• **PAGE EXTRACT**
The main remaining friction point is server software that is
incapable of including self-signed root CAs in the server's wire
certificate chain.

With DANE-TA(2), the trust-anchor certificate MUST be in the
server's certificate message (wire chain) even if it is a
self-signed "root".  So if a site wants to designate a self-signed
DANE trust anchor, it must find a way to include it in server
chains.

This is not a protocol problem as such.  Rather, the fact that the
specification says that server MAY omit root CA certs with a
"traditional" X.509 PKI means that some software stacks provide no
means for the server administrator to force inclusion.

With TLS 1.3, perhaps updated text could reference the imminent
RFC 6698 update (draft-ietf-dane-ops, scheduled for the IESG telechat
on Aug 6th) and mention that a mechanism needs to exist for servers
to request inclusion of root trust anchor certificates (when the
library constructs the chain on the fly by augmenting the application
provided leaf certificate with the requisite intermediate CA certs,
but at present by default leaves out the root CA cert).

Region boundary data

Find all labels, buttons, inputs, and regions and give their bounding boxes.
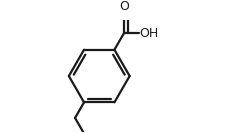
Text: OH: OH xyxy=(139,27,158,40)
Text: O: O xyxy=(119,0,128,13)
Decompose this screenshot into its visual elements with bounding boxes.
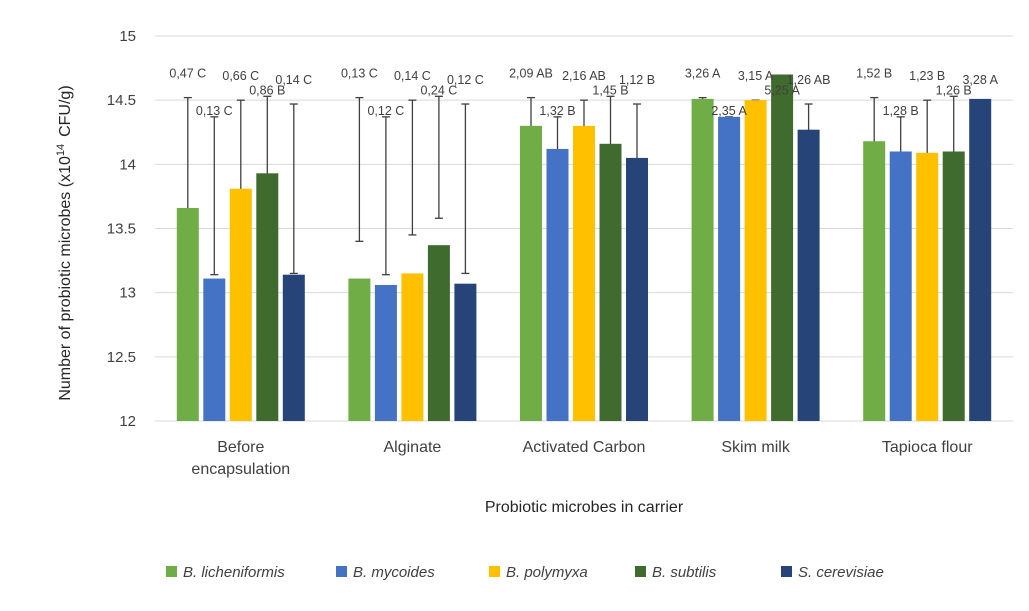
bar <box>401 273 424 421</box>
legend-item: B. mycoides <box>336 564 435 581</box>
y-tick-label: 14.5 <box>107 92 136 109</box>
x-category-label: Tapioca flour <box>882 439 973 456</box>
y-tick-label: 12 <box>119 413 136 430</box>
data-label: 0,66 C <box>222 69 259 83</box>
data-label: 0,47 C <box>169 67 206 81</box>
bar <box>546 148 569 421</box>
y-tick-label: 14 <box>119 156 136 173</box>
data-label: 1,23 B <box>909 69 945 83</box>
data-label: 1,12 B <box>619 73 655 87</box>
x-category-label: Alginate <box>383 439 441 456</box>
data-label: 1,32 B <box>539 104 575 118</box>
bar <box>573 125 595 421</box>
legend-label: B. polymyxa <box>506 564 588 581</box>
legend-label: S. cerevisiae <box>798 564 884 581</box>
legend-swatch <box>166 566 177 577</box>
data-label: 3,15 A <box>738 69 774 83</box>
bar <box>691 98 714 421</box>
bar <box>427 245 450 421</box>
data-label: 5,25 A <box>764 83 800 97</box>
bar <box>969 98 992 421</box>
data-label: 0,13 C <box>196 104 233 118</box>
bar <box>889 151 912 421</box>
bar <box>256 173 279 421</box>
data-label: 0,12 C <box>447 73 484 87</box>
bar <box>797 129 820 421</box>
x-axis-categories: Before encapsulation Alginate Activated Car… <box>191 439 973 478</box>
y-tick-label: 15 <box>119 28 136 45</box>
legend-item: B. subtilis <box>635 564 717 581</box>
data-label: 0,14 C <box>275 73 312 87</box>
x-axis-title: Probiotic microbes in carrier <box>485 499 684 516</box>
data-label: 3,28 A <box>962 73 998 87</box>
legend-item: S. cerevisiae <box>781 564 884 581</box>
y-tick-label: 12.5 <box>107 349 136 366</box>
bar <box>203 278 226 421</box>
data-label: 1,52 B <box>856 67 892 81</box>
x-category-label: Skim milk <box>721 439 790 456</box>
x-category-label: Before encapsulation <box>191 439 290 478</box>
bar <box>348 278 371 421</box>
bars <box>176 74 992 422</box>
data-label: 2,16 AB <box>562 69 606 83</box>
legend-swatch <box>489 566 500 577</box>
bar <box>942 151 965 421</box>
x-category-label: Activated Carbon <box>523 439 646 456</box>
data-label: 0,14 C <box>394 69 431 83</box>
legend-label: B. mycoides <box>353 564 435 581</box>
data-label: 0,13 C <box>341 67 378 81</box>
legend-item: B. licheniformis <box>166 564 285 581</box>
legend-label: B. subtilis <box>652 564 717 581</box>
data-label: 0,24 C <box>420 83 457 97</box>
legend: B. licheniformis B. mycoides B. polymyxa B.… <box>166 564 884 581</box>
bar <box>599 143 622 422</box>
legend-swatch <box>635 566 646 577</box>
y-tick-label: 13 <box>119 285 136 302</box>
legend-label: B. licheniformis <box>183 564 285 581</box>
bar <box>374 284 397 421</box>
y-tick-label: 13.5 <box>107 221 136 238</box>
bar <box>176 207 199 421</box>
data-label: 1,45 B <box>592 83 628 97</box>
data-label: 2,09 AB <box>509 67 553 81</box>
bar <box>626 157 648 421</box>
y-axis-title: Number of probiotic microbes (x1014CFU/g… <box>55 85 74 400</box>
bar <box>916 152 939 422</box>
data-label: 1,26 AB <box>787 73 831 87</box>
data-label: 3,26 A <box>685 67 721 81</box>
data-label: 2,35 A <box>711 104 747 118</box>
legend-swatch <box>336 566 347 577</box>
data-label: 0,12 C <box>367 104 404 118</box>
data-label: 1,28 B <box>883 104 919 118</box>
bar <box>771 74 794 421</box>
legend-swatch <box>781 566 792 577</box>
data-labels: 0,47 C0,13 C0,66 C0,86 B0,14 C 0,13 C0,12… <box>169 67 998 118</box>
legend-item: B. polymyxa <box>489 564 588 581</box>
bar <box>863 141 886 421</box>
bar <box>744 100 767 422</box>
bar <box>229 188 252 421</box>
bar <box>718 116 741 421</box>
bar <box>520 125 542 421</box>
data-label: 1,26 B <box>936 83 972 97</box>
bar <box>454 283 477 421</box>
bar <box>282 274 305 421</box>
y-axis-ticks: 12 12.5 13 13.5 14 14.5 15 <box>107 28 136 430</box>
data-label: 0,86 B <box>249 83 285 97</box>
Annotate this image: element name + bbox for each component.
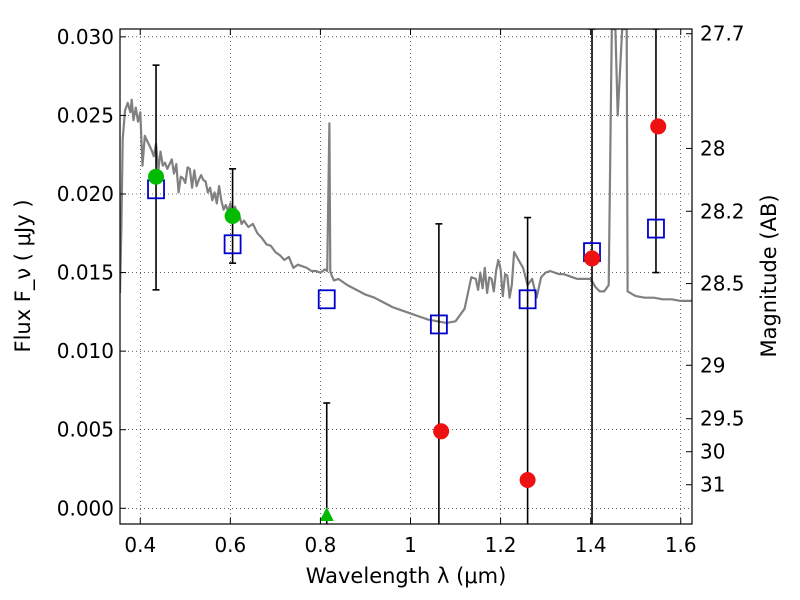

• **GOAL**
From the passage on DANE trust anchors, list every distinct acronym that appears as its own word in capital letters, leaving out the keywords MUST and MAY. Give each one once.

• **THE RESULT**
CA, DANE, PKI, TLS, RFC, IESG